Wherever a line below holds the word "Índice", copy that line.
• • • • •
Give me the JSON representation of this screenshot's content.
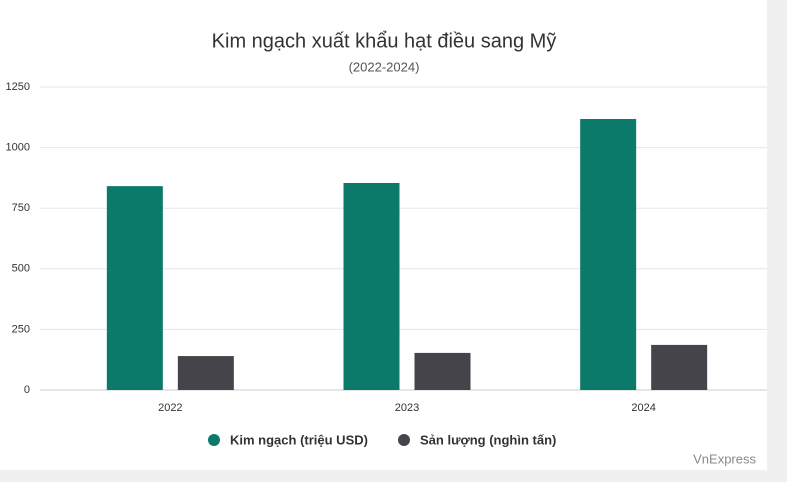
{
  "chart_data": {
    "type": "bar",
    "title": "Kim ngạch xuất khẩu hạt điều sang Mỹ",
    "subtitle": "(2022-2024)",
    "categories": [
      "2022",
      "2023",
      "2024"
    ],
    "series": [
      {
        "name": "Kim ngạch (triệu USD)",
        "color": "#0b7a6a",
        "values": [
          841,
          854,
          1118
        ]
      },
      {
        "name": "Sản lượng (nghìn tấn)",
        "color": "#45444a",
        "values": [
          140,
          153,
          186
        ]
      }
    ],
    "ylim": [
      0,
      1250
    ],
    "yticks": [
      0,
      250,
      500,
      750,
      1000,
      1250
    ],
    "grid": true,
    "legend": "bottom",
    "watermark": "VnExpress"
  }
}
• • • • •
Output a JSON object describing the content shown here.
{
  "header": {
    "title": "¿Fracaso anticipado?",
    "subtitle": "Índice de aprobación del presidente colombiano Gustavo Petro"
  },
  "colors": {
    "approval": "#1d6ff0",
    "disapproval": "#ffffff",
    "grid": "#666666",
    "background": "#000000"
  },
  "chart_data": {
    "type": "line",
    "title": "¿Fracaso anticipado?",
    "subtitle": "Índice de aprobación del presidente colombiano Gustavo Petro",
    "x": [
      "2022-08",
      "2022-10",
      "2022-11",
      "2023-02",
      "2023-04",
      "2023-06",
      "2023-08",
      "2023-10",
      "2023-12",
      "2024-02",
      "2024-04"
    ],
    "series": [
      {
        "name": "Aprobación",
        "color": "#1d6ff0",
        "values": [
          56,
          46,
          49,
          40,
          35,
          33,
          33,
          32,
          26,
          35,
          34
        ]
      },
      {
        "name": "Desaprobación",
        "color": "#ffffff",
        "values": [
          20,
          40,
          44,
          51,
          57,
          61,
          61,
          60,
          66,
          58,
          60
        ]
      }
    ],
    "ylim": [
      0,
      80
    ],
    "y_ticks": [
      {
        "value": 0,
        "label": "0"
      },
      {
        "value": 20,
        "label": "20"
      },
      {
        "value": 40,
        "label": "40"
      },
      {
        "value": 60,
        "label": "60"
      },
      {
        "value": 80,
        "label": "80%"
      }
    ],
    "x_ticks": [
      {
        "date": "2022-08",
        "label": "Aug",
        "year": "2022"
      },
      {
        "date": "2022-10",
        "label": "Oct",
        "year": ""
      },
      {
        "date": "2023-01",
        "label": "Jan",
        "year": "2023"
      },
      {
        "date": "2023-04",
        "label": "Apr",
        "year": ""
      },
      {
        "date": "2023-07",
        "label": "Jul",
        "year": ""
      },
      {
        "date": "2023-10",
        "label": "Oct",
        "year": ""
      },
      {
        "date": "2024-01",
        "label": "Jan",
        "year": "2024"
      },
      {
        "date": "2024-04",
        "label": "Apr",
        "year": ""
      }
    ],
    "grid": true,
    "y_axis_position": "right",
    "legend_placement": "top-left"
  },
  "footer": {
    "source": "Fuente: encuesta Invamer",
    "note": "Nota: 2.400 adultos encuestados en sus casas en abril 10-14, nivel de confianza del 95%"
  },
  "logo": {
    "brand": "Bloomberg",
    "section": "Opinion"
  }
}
• • • • •
• Exercise solution
    "subtitle": "Índice de aprobación del presidente colombiano Gustavo Petro"
    "subtitle": "Índice de aprobación del presidente colombiano Gustavo Petro",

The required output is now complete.